Informed consent was obtained from all patients, and the study was approved by the Regional Ethics Committee II.

Clinical features

All HIV positive subjects suffered from different opportunistic and/or non-opportunistic infections. Eight of the patients had chronic intermittent diarrhoea of which two had cryptosporidiosis, two systemic cytomegalovirus infections, and four herpes simplex type II infection; 13 had oesophageal candidiasis; six suffered from systemic infection with Mycobacterium avium intracellulare complex, and seven showed symptoms of wasting (>10% unwanted weight loss). In addition, one patient had skin or mucosal lesions consistent with Kaposi’s sarcoma and one had non-Hodgkin’s malignant B cell lymphoma. Other serious infections such as Pneumocystis carinii pneumonia were found in one patient, two had toxoplasmosis (encephalitis), six chronic hepatitis C, and one tuberculous lymphadenitis (table 1).

Table 1

Clinical and immunological features of human immunodeficiency virus 1 (HIV-1) infected patients in relation to treatment regimen

Four patients still received antiretroviral monotherapy with zidovudine at the time of sampling, eight also used other nucleoside analogues (NA) such as didanosine or stavudine (d4T), 11 tolerated satisfactorily combination therapy with one of these drugs together with lamivudine and HIV proteinase inhibitors such as indinavir (Crixivan) or nelfinavir (Viracept), usually called HAART, whereas eight others had discontinued all antiretroviral treatment because of intolerable side effects. None received Ig replacement therapy.

Quantitation of Ig isotypes, B lymphocytes, T cell subsets, β2 microglobulin, and HIV RNA in peripheral blood

Measurements of serum IgG, IgA, and IgM were performed by nephelometry with commercial standards (Behringwerke, Marburg, Germany) whereas quantification of serum IgG subclasses was performed with monoclonal antibodies (mAbs) in commercial kits (The Binding Site, Birmingham, UK). Blood samples were collected as near the time of biopsy as possible (usually within 1–2 hours before) and analysed on the same day, or frozen at −20°C or −70°C for later analyses.

(Dataset entries)
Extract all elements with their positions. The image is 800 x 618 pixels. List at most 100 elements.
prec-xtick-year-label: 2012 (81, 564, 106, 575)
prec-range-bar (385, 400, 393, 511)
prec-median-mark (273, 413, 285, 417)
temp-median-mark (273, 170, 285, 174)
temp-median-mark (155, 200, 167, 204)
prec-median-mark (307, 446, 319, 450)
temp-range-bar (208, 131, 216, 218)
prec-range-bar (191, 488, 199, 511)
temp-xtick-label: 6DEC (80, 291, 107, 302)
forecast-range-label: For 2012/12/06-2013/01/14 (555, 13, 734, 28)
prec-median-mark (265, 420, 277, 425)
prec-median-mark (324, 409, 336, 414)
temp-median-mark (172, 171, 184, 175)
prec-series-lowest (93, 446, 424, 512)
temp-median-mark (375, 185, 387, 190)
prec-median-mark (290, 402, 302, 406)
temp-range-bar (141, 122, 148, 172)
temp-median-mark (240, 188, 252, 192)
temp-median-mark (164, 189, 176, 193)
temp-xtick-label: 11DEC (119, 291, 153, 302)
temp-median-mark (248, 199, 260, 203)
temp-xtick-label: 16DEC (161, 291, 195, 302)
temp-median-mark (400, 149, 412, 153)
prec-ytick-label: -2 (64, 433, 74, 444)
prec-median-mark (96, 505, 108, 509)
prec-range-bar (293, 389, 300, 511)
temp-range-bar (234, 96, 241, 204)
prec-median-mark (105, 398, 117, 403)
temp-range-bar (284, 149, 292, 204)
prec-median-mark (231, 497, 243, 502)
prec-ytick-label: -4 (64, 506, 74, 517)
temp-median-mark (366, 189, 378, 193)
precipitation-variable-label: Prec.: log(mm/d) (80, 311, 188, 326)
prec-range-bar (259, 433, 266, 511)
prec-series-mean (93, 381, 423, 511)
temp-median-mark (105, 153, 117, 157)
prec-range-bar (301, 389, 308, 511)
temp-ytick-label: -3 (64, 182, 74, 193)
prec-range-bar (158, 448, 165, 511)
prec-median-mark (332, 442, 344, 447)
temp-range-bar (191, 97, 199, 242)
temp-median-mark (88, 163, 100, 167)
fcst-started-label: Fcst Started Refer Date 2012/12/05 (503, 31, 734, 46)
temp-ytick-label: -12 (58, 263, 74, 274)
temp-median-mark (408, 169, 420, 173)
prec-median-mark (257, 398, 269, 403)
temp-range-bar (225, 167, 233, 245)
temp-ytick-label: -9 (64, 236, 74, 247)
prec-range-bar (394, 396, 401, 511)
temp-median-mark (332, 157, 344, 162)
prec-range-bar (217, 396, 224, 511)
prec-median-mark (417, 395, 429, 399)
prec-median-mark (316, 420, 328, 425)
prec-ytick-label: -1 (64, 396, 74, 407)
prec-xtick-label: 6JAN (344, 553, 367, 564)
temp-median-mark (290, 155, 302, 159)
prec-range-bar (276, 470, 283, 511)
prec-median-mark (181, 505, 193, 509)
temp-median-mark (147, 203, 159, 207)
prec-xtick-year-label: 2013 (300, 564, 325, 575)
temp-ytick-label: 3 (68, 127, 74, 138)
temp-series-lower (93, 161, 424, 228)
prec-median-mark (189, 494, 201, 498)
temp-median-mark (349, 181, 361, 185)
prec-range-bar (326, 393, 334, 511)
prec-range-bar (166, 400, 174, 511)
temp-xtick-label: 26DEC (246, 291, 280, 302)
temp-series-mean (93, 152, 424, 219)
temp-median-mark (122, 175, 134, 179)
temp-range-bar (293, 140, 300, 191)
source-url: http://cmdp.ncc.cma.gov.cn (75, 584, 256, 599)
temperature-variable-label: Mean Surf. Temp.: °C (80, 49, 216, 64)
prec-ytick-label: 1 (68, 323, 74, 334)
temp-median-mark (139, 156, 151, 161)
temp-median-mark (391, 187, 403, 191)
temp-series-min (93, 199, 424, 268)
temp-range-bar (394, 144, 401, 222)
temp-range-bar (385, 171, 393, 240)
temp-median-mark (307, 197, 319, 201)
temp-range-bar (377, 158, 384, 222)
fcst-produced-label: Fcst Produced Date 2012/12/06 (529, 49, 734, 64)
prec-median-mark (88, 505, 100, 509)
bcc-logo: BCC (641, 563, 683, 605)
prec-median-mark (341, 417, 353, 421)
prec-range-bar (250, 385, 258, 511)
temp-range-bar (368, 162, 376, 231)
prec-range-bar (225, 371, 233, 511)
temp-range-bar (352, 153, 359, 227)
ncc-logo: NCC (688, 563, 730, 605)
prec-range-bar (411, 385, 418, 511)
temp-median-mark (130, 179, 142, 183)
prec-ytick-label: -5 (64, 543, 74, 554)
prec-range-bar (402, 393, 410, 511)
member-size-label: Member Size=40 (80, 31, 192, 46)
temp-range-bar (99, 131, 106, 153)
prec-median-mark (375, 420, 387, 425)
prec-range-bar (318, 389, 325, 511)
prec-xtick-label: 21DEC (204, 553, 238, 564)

### Tasks to perform
A) In the passage on HIV-infected patients, which method was used to measure serum IgG, IgA, and IgM?
B) Resume the passage on HIV-infected patients, picking up right after its final sentence.

### Outputs by task
A) Nephelometry, with commercial standards from Behringwerke.

B)
CD19+ B cells, and CD4+ and CD8+ T cells in peripheral blood were counted by a standardised flow cytometric method. β2-M was measured by a microparticle enzyme immunoassay (Abbott IMX; Abbott Laboratories, Abbott Park, Illinois, USA). HIV RNA was measured by a standardised reverse transcriptase-polymerase chain reaction assay (Amplicor HIV-1 Monitor; Roche Diagnostic System, Brachburg, New Jersey, USA). The detection limit of the kit was 400 HIV-1 RNA copies/ml; lower values were also included. Eleven healthy HIV seronegative adults with normal serum Ig levels served as controls.

As normal reference data for circulating lymphocyte subsets, we used results from 60 healthy HIV seronegative blood donors16 recorded as described previously.17 Reference data from 18 similar donors were also available in our laboratory for serum concentrations of β2-M. The HIV RNA level in normal controls was set at <400 copies/ml plasma.

Tissue sample collection

All gastrointestinal endoscopies of HIV positive patients were performed solely on clinical indications, mostly to evaluate symptoms such as dysphagia, diarrhoea, or cachexia. Multiple mucosal biopsy samples were obtained endoscopically (Olympus GIF K10) from the distal duodenum of both HIV positive patients and controls. Endoscopic signs of chronic inflammation were occasionally observed in the distal oesophageal (three patients), prepyloric gastric (one patient), or duodenal (two patients) mucosa. Two specimens from each subject were processed for conventional histological evaluation. Other specimens were fixed in 2% paraformaldehyde for electron microscopic evaluation or processed for immunohistochemistry (see below).

Histological evaluation

A tissue section from each biopsy series was stained with haematoxylin and eosin for histological evaluation. In addition, scanning electron microscopy was performed to classify villous changes, as previously described.18 Such combined evaluation showed normal villi in all 31 HIV positive subjects. Only two patients had histological signs of moderate chronic duodenal inflammation. All biopsy control subjects had histologically normal duodenal mucosa.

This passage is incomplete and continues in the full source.